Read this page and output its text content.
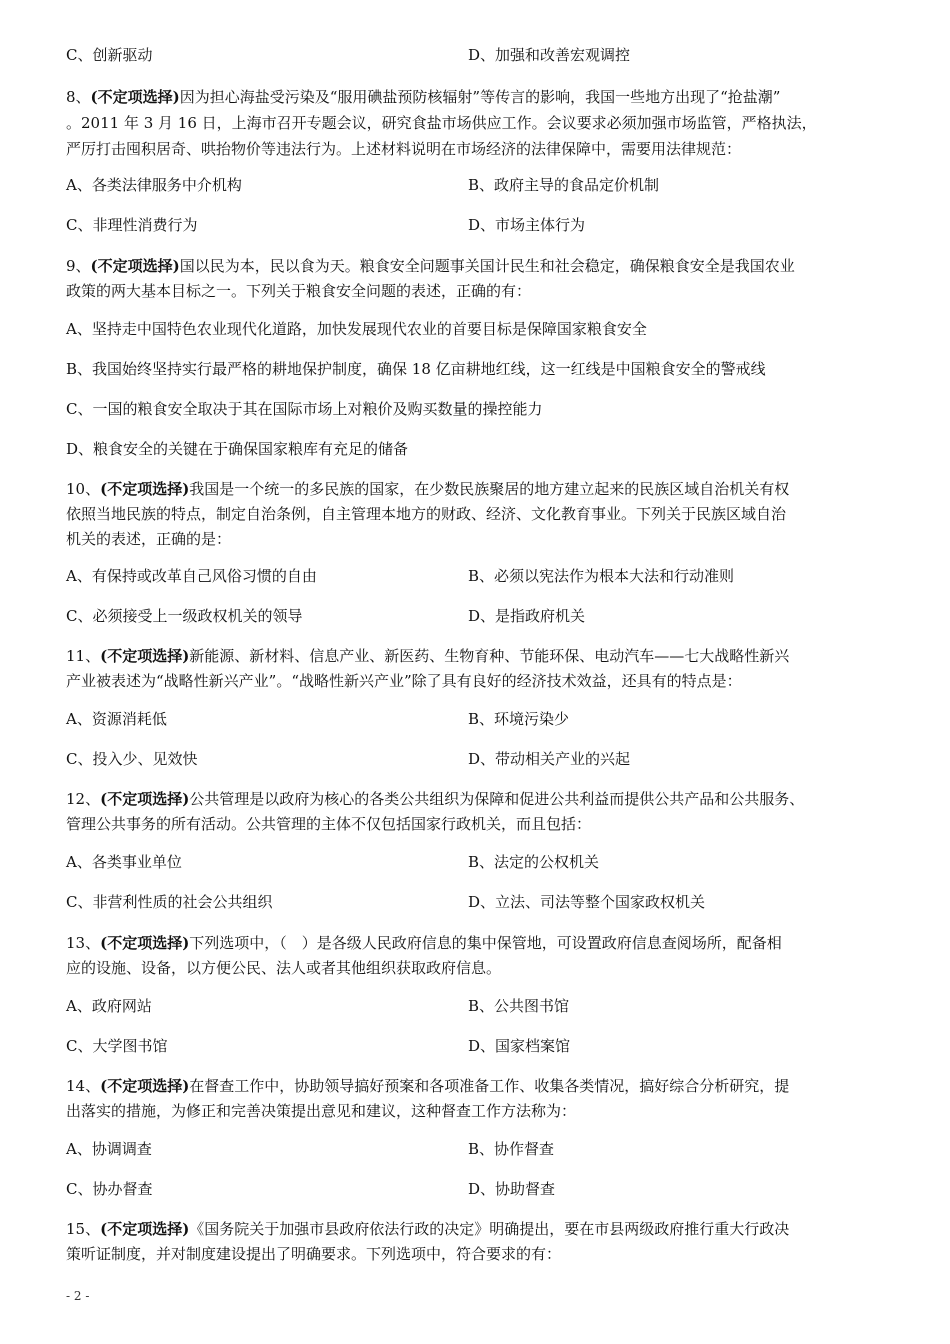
C、创新驱动	D、加强和改善宏观调控
8、(不定项选择)因为担心海盐受污染及“服用碘盐预防核辐射”等传言的影响，我国一些地方出现了“抢盐潮”
。2011 年 3 月 16 日，上海市召开专题会议，研究食盐市场供应工作。会议要求必须加强市场监管，严格执法，
严厉打击囤积居奇、哄抬物价等违法行为。上述材料说明在市场经济的法律保障中，需要用法律规范：
A、各类法律服务中介机构	B、政府主导的食品定价机制
C、非理性消费行为	D、市场主体行为
9、(不定项选择)国以民为本，民以食为天。粮食安全问题事关国计民生和社会稳定，确保粮食安全是我国农业
政策的两大基本目标之一。下列关于粮食安全问题的表述，正确的有：
A、坚持走中国特色农业现代化道路，加快发展现代农业的首要目标是保障国家粮食安全
B、我国始终坚持实行最严格的耕地保护制度，确保 18 亿亩耕地红线，这一红线是中国粮食安全的警戒线
C、一国的粮食安全取决于其在国际市场上对粮价及购买数量的操控能力
D、粮食安全的关键在于确保国家粮库有充足的储备
10、(不定项选择)我国是一个统一的多民族的国家，在少数民族聚居的地方建立起来的民族区域自治机关有权
依照当地民族的特点，制定自治条例，自主管理本地方的财政、经济、文化教育事业。下列关于民族区域自治
机关的表述，正确的是：
A、有保持或改革自己风俗习惯的自由	B、必须以宪法作为根本大法和行动准则
C、必须接受上一级政权机关的领导	D、是指政府机关
11、(不定项选择)新能源、新材料、信息产业、新医药、生物育种、节能环保、电动汽车——七大战略性新兴
产业被表述为“战略性新兴产业”。“战略性新兴产业”除了具有良好的经济技术效益，还具有的特点是：
A、资源消耗低	B、环境污染少
C、投入少、见效快	D、带动相关产业的兴起
12、(不定项选择)公共管理是以政府为核心的各类公共组织为保障和促进公共利益而提供公共产品和公共服务、
管理公共事务的所有活动。公共管理的主体不仅包括国家行政机关，而且包括：
A、各类事业单位	B、法定的公权机关
C、非营利性质的社会公共组织	D、立法、司法等整个国家政权机关
13、(不定项选择)下列选项中，（　）是各级人民政府信息的集中保管地，可设置政府信息查阅场所，配备相
应的设施、设备，以方便公民、法人或者其他组织获取政府信息。
A、政府网站	B、公共图书馆
C、大学图书馆	D、国家档案馆
14、(不定项选择)在督查工作中，协助领导搞好预案和各项准备工作、收集各类情况，搞好综合分析研究，提
出落实的措施，为修正和完善决策提出意见和建议，这种督查工作方法称为：
A、协调调查	B、协作督查
C、协办督查	D、协助督查
15、(不定项选择)《国务院关于加强市县政府依法行政的决定》明确提出，要在市县两级政府推行重大行政决
策听证制度，并对制度建设提出了明确要求。下列选项中，符合要求的有：
- 2 -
______________________________
Task to complete: Reproduce the entries exactly. Do not carry over any picture.

Expected answer:
Read this page and output its text content.
C、创新驱动	D、加强和改善宏观调控
8、(不定项选择)因为担心海盐受污染及“服用碘盐预防核辐射”等传言的影响，我国一些地方出现了“抢盐潮”
。2011 年 3 月 16 日，上海市召开专题会议，研究食盐市场供应工作。会议要求必须加强市场监管，严格执法，
严厉打击囤积居奇、哄抬物价等违法行为。上述材料说明在市场经济的法律保障中，需要用法律规范：
A、各类法律服务中介机构	B、政府主导的食品定价机制
C、非理性消费行为	D、市场主体行为
9、(不定项选择)国以民为本，民以食为天。粮食安全问题事关国计民生和社会稳定，确保粮食安全是我国农业
政策的两大基本目标之一。下列关于粮食安全问题的表述，正确的有：
A、坚持走中国特色农业现代化道路，加快发展现代农业的首要目标是保障国家粮食安全
B、我国始终坚持实行最严格的耕地保护制度，确保 18 亿亩耕地红线，这一红线是中国粮食安全的警戒线
C、一国的粮食安全取决于其在国际市场上对粮价及购买数量的操控能力
D、粮食安全的关键在于确保国家粮库有充足的储备
10、(不定项选择)我国是一个统一的多民族的国家，在少数民族聚居的地方建立起来的民族区域自治机关有权
依照当地民族的特点，制定自治条例，自主管理本地方的财政、经济、文化教育事业。下列关于民族区域自治
机关的表述，正确的是：
A、有保持或改革自己风俗习惯的自由	B、必须以宪法作为根本大法和行动准则
C、必须接受上一级政权机关的领导	D、是指政府机关
11、(不定项选择)新能源、新材料、信息产业、新医药、生物育种、节能环保、电动汽车——七大战略性新兴
产业被表述为“战略性新兴产业”。“战略性新兴产业”除了具有良好的经济技术效益，还具有的特点是：
A、资源消耗低	B、环境污染少
C、投入少、见效快	D、带动相关产业的兴起
12、(不定项选择)公共管理是以政府为核心的各类公共组织为保障和促进公共利益而提供公共产品和公共服务、
管理公共事务的所有活动。公共管理的主体不仅包括国家行政机关，而且包括：
A、各类事业单位	B、法定的公权机关
C、非营利性质的社会公共组织	D、立法、司法等整个国家政权机关
13、(不定项选择)下列选项中，（　）是各级人民政府信息的集中保管地，可设置政府信息查阅场所，配备相
应的设施、设备，以方便公民、法人或者其他组织获取政府信息。
A、政府网站	B、公共图书馆
C、大学图书馆	D、国家档案馆
14、(不定项选择)在督查工作中，协助领导搞好预案和各项准备工作、收集各类情况，搞好综合分析研究，提
出落实的措施，为修正和完善决策提出意见和建议，这种督查工作方法称为：
A、协调调查	B、协作督查
C、协办督查	D、协助督查
15、(不定项选择)《国务院关于加强市县政府依法行政的决定》明确提出，要在市县两级政府推行重大行政决
策听证制度，并对制度建设提出了明确要求。下列选项中，符合要求的有：
- 2 -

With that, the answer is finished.